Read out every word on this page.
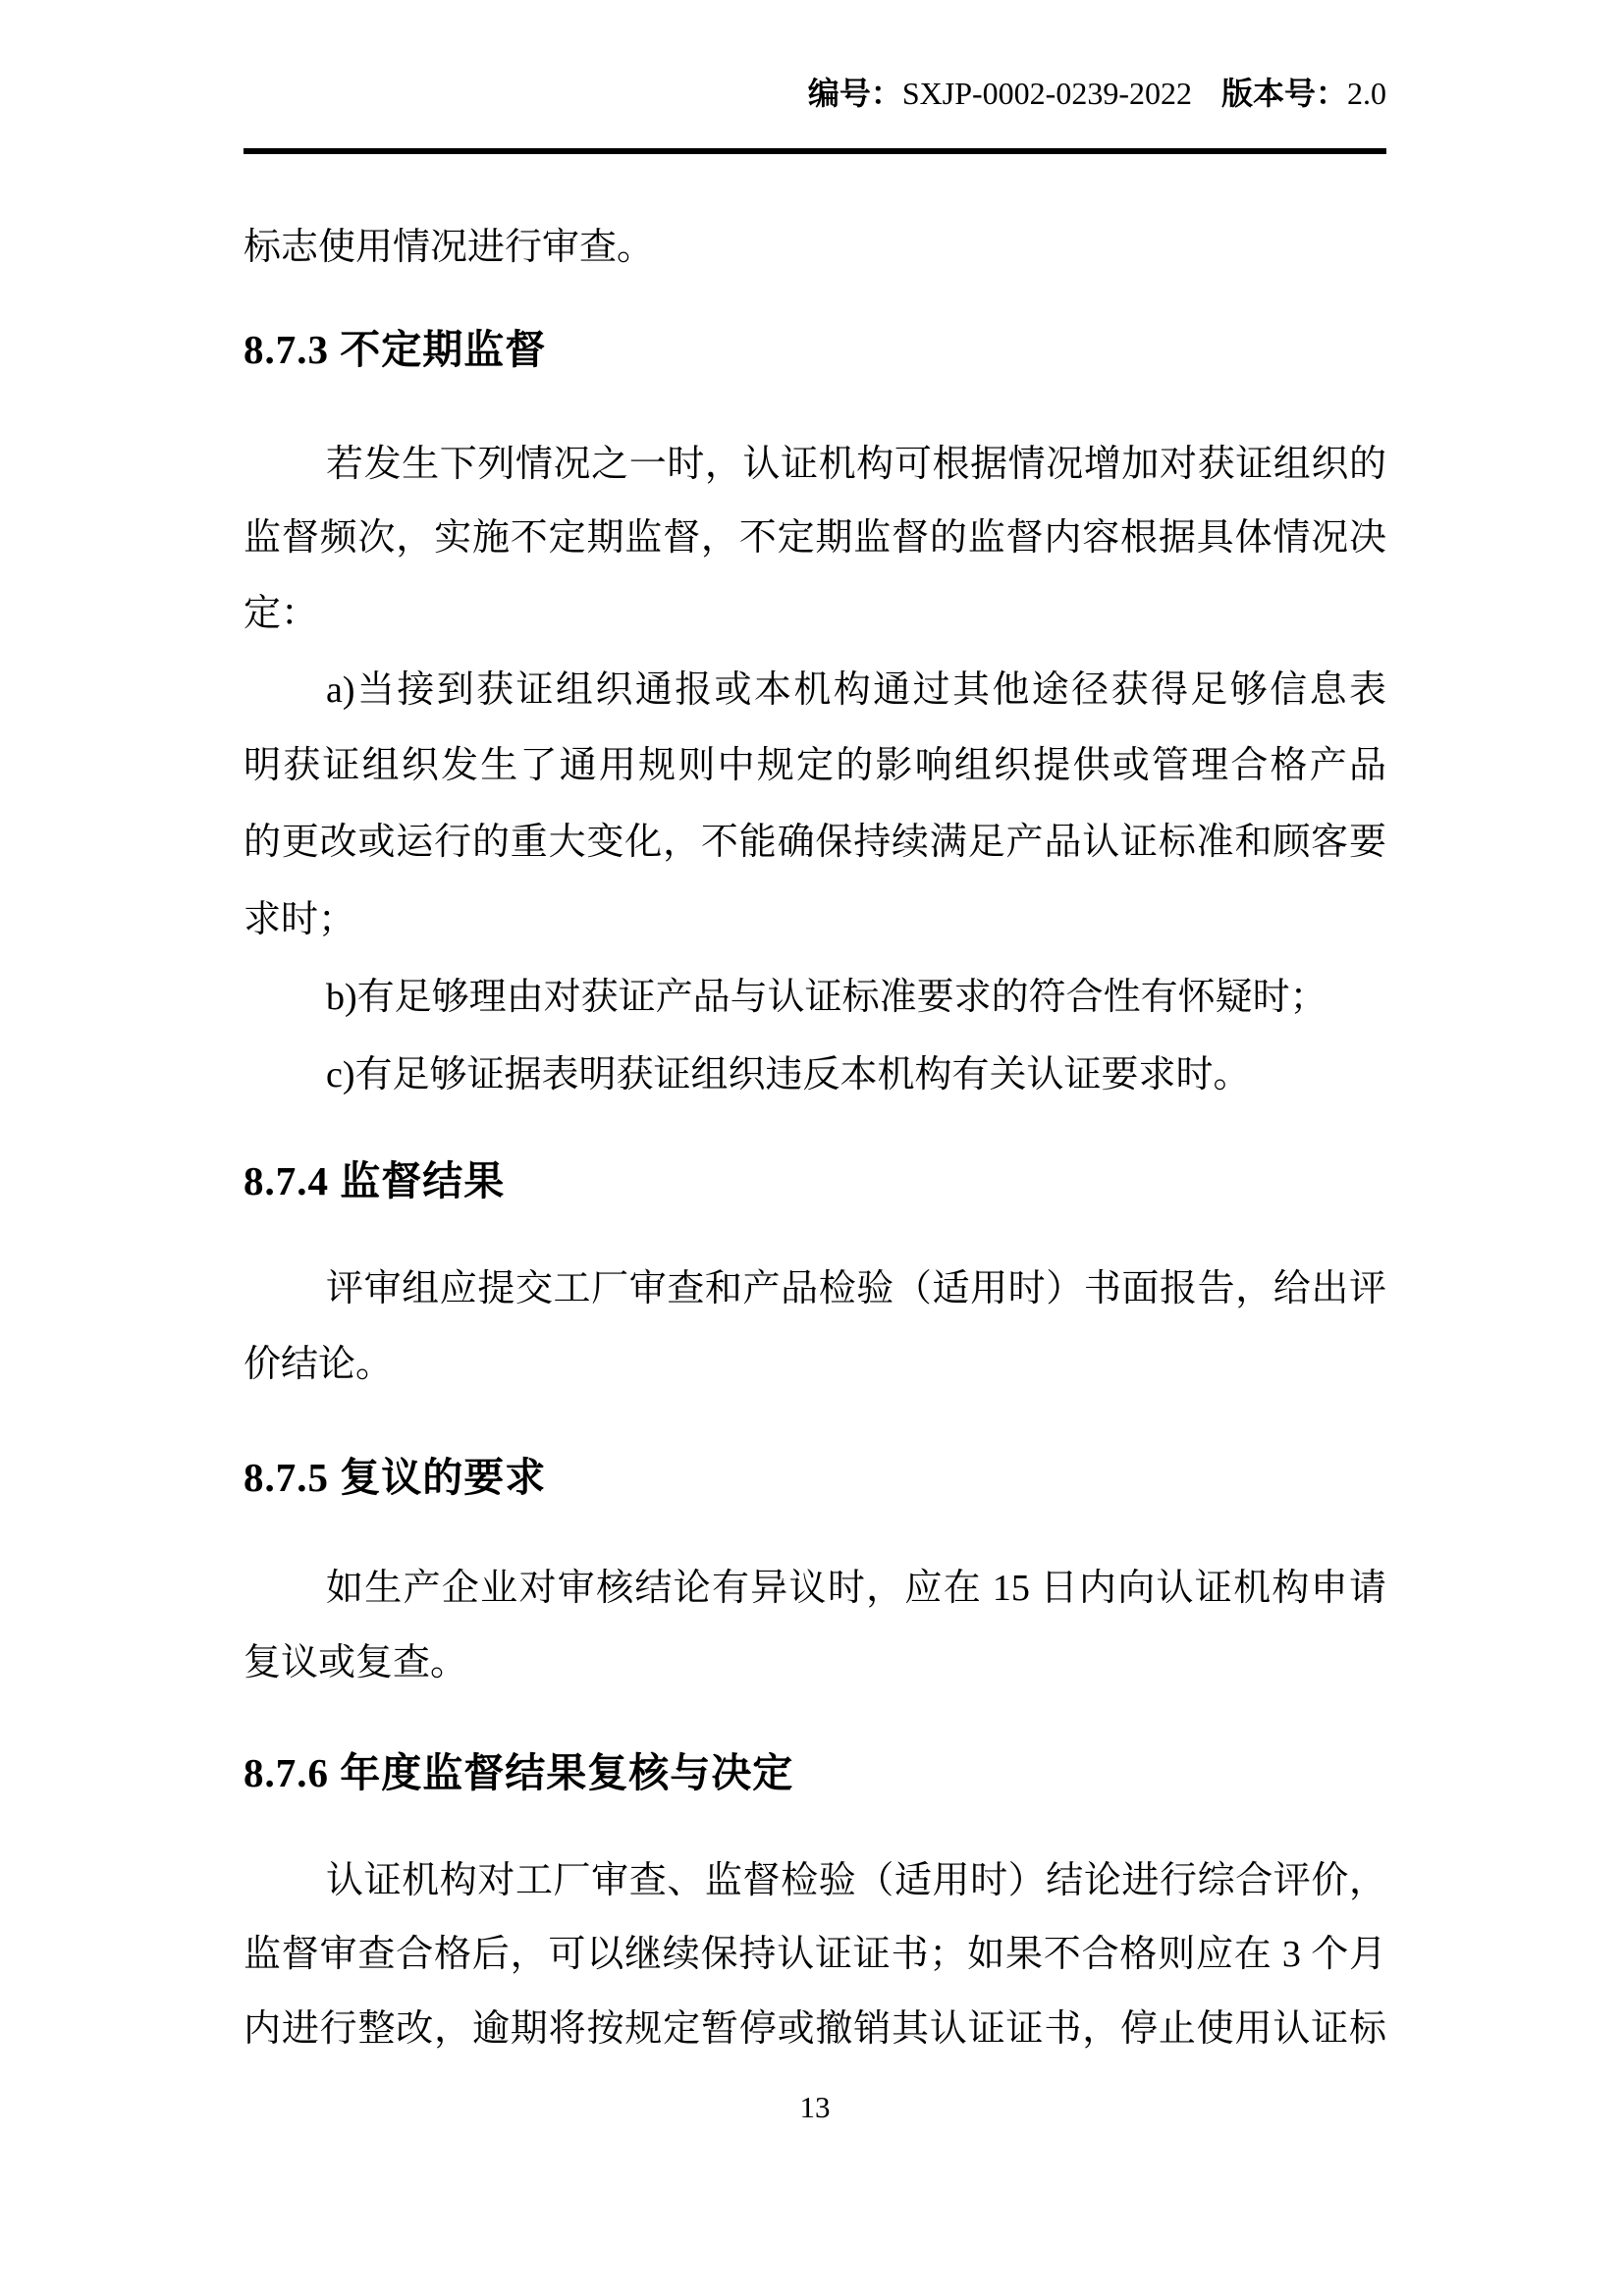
编号：SXJP-0002-0239-2022 版本号：2.0
标志使用情况进行审查。
8.7.3 不定期监督
若发生下列情况之一时，认证机构可根据情况增加对获证组织的
监督频次，实施不定期监督，不定期监督的监督内容根据具体情况决
定：
a)当接到获证组织通报或本机构通过其他途径获得足够信息表
明获证组织发生了通用规则中规定的影响组织提供或管理合格产品
的更改或运行的重大变化，不能确保持续满足产品认证标准和顾客要
求时；
b)有足够理由对获证产品与认证标准要求的符合性有怀疑时；
c)有足够证据表明获证组织违反本机构有关认证要求时。
8.7.4 监督结果
评审组应提交工厂审查和产品检验（适用时）书面报告，给出评
价结论。
8.7.5 复议的要求
如生产企业对审核结论有异议时，应在 15 日内向认证机构申请
复议或复查。
8.7.6 年度监督结果复核与决定
认证机构对工厂审查、监督检验（适用时）结论进行综合评价，
监督审查合格后，可以继续保持认证证书；如果不合格则应在 3 个月
内进行整改，逾期将按规定暂停或撤销其认证证书，停止使用认证标
13
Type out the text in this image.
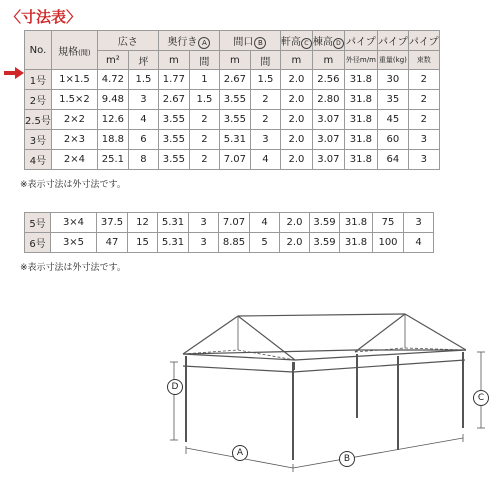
〈寸法表〉
No.	規格(間)	広さ		奥行き A		間口 B		軒高 C	棟高 D	パイプ	パイプ	パイプ
		m²	坪	m	間	m	間	m	m	外径m/m	重量(kg)	束数
1号	1×1.5	4.72	1.5	1.77	1	2.67	1.5	2.0	2.56	31.8	30	2
2号	1.5×2	9.48	3	2.67	1.5	3.55	2	2.0	2.80	31.8	35	2
2.5号	2×2	12.6	4	3.55	2	3.55	2	2.0	3.07	31.8	45	2
3号	2×3	18.8	6	3.55	2	5.31	3	2.0	3.07	31.8	60	3
4号	2×4	25.1	8	3.55	2	7.07	4	2.0	3.07	31.8	64	3
※表示寸法は外寸法です。
5号	3×4	37.5	12	5.31	3	7.07	4	2.0	3.59	31.8	75	3
6号	3×5	47	15	5.31	3	8.85	5	2.0	3.59	31.8	100	4
※表示寸法は外寸法です。
D
C
A
B
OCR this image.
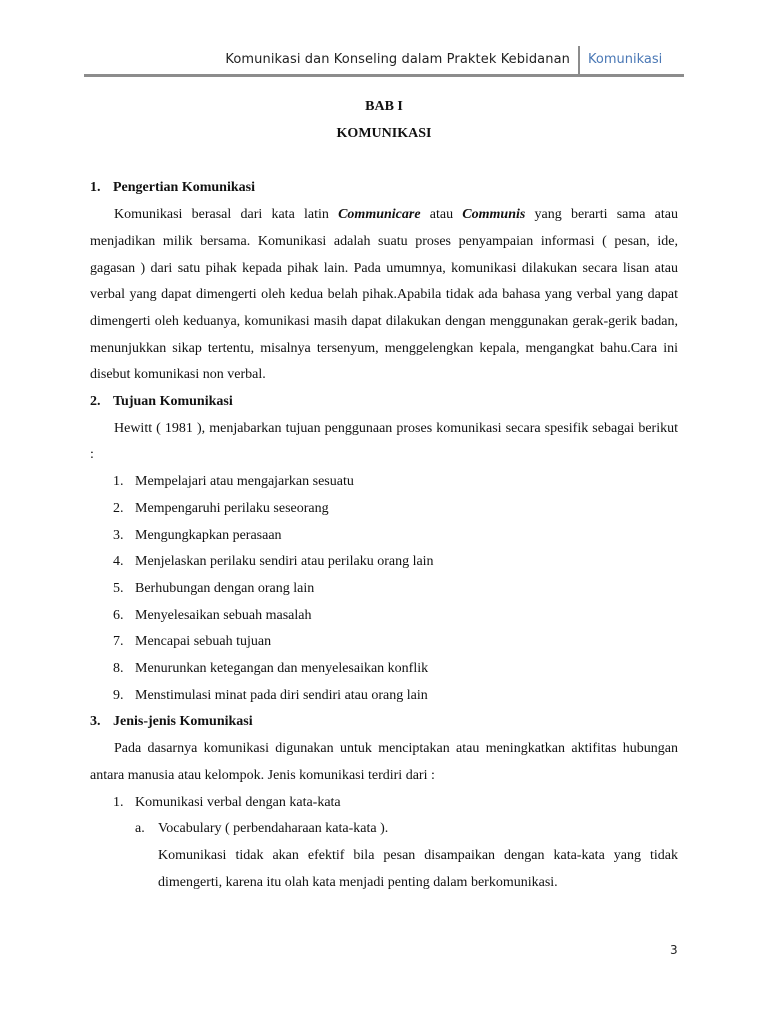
Komunikasi dan Konseling dalam Praktek Kebidanan Komunikasi
BAB I
KOMUNIKASI
1. Pengertian Komunikasi
Komunikasi berasal dari kata latin Communicare atau Communis yang berarti sama atau menjadikan milik bersama. Komunikasi adalah suatu proses penyampaian informasi ( pesan, ide, gagasan ) dari satu pihak kepada pihak lain. Pada umumnya, komunikasi dilakukan secara lisan atau verbal yang dapat dimengerti oleh kedua belah pihak.Apabila tidak ada bahasa yang verbal yang dapat dimengerti oleh keduanya, komunikasi masih dapat dilakukan dengan menggunakan gerak-gerik badan, menunjukkan sikap tertentu, misalnya tersenyum, menggelengkan kepala, mengangkat bahu.Cara ini disebut komunikasi non verbal.
2. Tujuan Komunikasi
Hewitt ( 1981 ), menjabarkan tujuan penggunaan proses komunikasi secara spesifik sebagai berikut :
1. Mempelajari atau mengajarkan sesuatu
2. Mempengaruhi perilaku seseorang
3. Mengungkapkan perasaan
4. Menjelaskan perilaku sendiri atau perilaku orang lain
5. Berhubungan dengan orang lain
6. Menyelesaikan sebuah masalah
7. Mencapai sebuah tujuan
8. Menurunkan ketegangan dan menyelesaikan konflik
9. Menstimulasi minat pada diri sendiri atau orang lain
3. Jenis-jenis Komunikasi
Pada dasarnya komunikasi digunakan untuk menciptakan atau meningkatkan aktifitas hubungan antara manusia atau kelompok. Jenis komunikasi terdiri dari :
1. Komunikasi verbal dengan kata-kata
a. Vocabulary ( perbendaharaan kata-kata ).
Komunikasi tidak akan efektif bila pesan disampaikan dengan kata-kata yang tidak dimengerti, karena itu olah kata menjadi penting dalam berkomunikasi.
3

☆ ☆ ☆ ☆ ☆ ☆ ☆

REQUIRED TASK ::
Print the records word for word and exclude any picture they hold.

COMPLETED EXERCISE ::
Read out every word on this page.
编号：SXJP-0002-0239-2022 版本号：2.0
标志使用情况进行审查。
8.7.3 不定期监督
若发生下列情况之一时，认证机构可根据情况增加对获证组织的
监督频次，实施不定期监督，不定期监督的监督内容根据具体情况决
定：
a)当接到获证组织通报或本机构通过其他途径获得足够信息表
明获证组织发生了通用规则中规定的影响组织提供或管理合格产品
的更改或运行的重大变化，不能确保持续满足产品认证标准和顾客要
求时；
b)有足够理由对获证产品与认证标准要求的符合性有怀疑时；
c)有足够证据表明获证组织违反本机构有关认证要求时。
8.7.4 监督结果
评审组应提交工厂审查和产品检验（适用时）书面报告，给出评
价结论。
8.7.5 复议的要求
如生产企业对审核结论有异议时，应在 15 日内向认证机构申请
复议或复查。
8.7.6 年度监督结果复核与决定
认证机构对工厂审查、监督检验（适用时）结论进行综合评价，
监督审查合格后，可以继续保持认证证书；如果不合格则应在 3 个月
内进行整改，逾期将按规定暂停或撤销其认证证书，停止使用认证标
13
Type out the text in this image.
〈寸法表〉
No.	規格(間)	広さ		奥行き A		間口 B		軒高 C	棟高 D	パイプ	パイプ	パイプ
		m²	坪	m	間	m	間	m	m	外径m/m	重量(kg)	束数
1号	1×1.5	4.72	1.5	1.77	1	2.67	1.5	2.0	2.56	31.8	30	2
2号	1.5×2	9.48	3	2.67	1.5	3.55	2	2.0	2.80	31.8	35	2
2.5号	2×2	12.6	4	3.55	2	3.55	2	2.0	3.07	31.8	45	2
3号	2×3	18.8	6	3.55	2	5.31	3	2.0	3.07	31.8	60	3
4号	2×4	25.1	8	3.55	2	7.07	4	2.0	3.07	31.8	64	3
※表示寸法は外寸法です。
5号	3×4	37.5	12	5.31	3	7.07	4	2.0	3.59	31.8	75	3
6号	3×5	47	15	5.31	3	8.85	5	2.0	3.59	31.8	100	4
※表示寸法は外寸法です。
D
C
A
B
OCR this image.
Komunikasi dan Konseling dalam Praktek Kebidanan Komunikasi
BAB I
KOMUNIKASI
1. Pengertian Komunikasi
Komunikasi berasal dari kata latin Communicare atau Communis yang berarti sama atau menjadikan milik bersama. Komunikasi adalah suatu proses penyampaian informasi ( pesan, ide, gagasan ) dari satu pihak kepada pihak lain. Pada umumnya, komunikasi dilakukan secara lisan atau verbal yang dapat dimengerti oleh kedua belah pihak.Apabila tidak ada bahasa yang verbal yang dapat dimengerti oleh keduanya, komunikasi masih dapat dilakukan dengan menggunakan gerak-gerik badan, menunjukkan sikap tertentu, misalnya tersenyum, menggelengkan kepala, mengangkat bahu.Cara ini disebut komunikasi non verbal.
2. Tujuan Komunikasi
Hewitt ( 1981 ), menjabarkan tujuan penggunaan proses komunikasi secara spesifik sebagai berikut :
1. Mempelajari atau mengajarkan sesuatu
2. Mempengaruhi perilaku seseorang
3. Mengungkapkan perasaan
4. Menjelaskan perilaku sendiri atau perilaku orang lain
5. Berhubungan dengan orang lain
6. Menyelesaikan sebuah masalah
7. Mencapai sebuah tujuan
8. Menurunkan ketegangan dan menyelesaikan konflik
9. Menstimulasi minat pada diri sendiri atau orang lain
3. Jenis-jenis Komunikasi
Pada dasarnya komunikasi digunakan untuk menciptakan atau meningkatkan aktifitas hubungan antara manusia atau kelompok. Jenis komunikasi terdiri dari :
1. Komunikasi verbal dengan kata-kata
a. Vocabulary ( perbendaharaan kata-kata ).
Komunikasi tidak akan efektif bila pesan disampaikan dengan kata-kata yang tidak dimengerti, karena itu olah kata menjadi penting dalam berkomunikasi.
3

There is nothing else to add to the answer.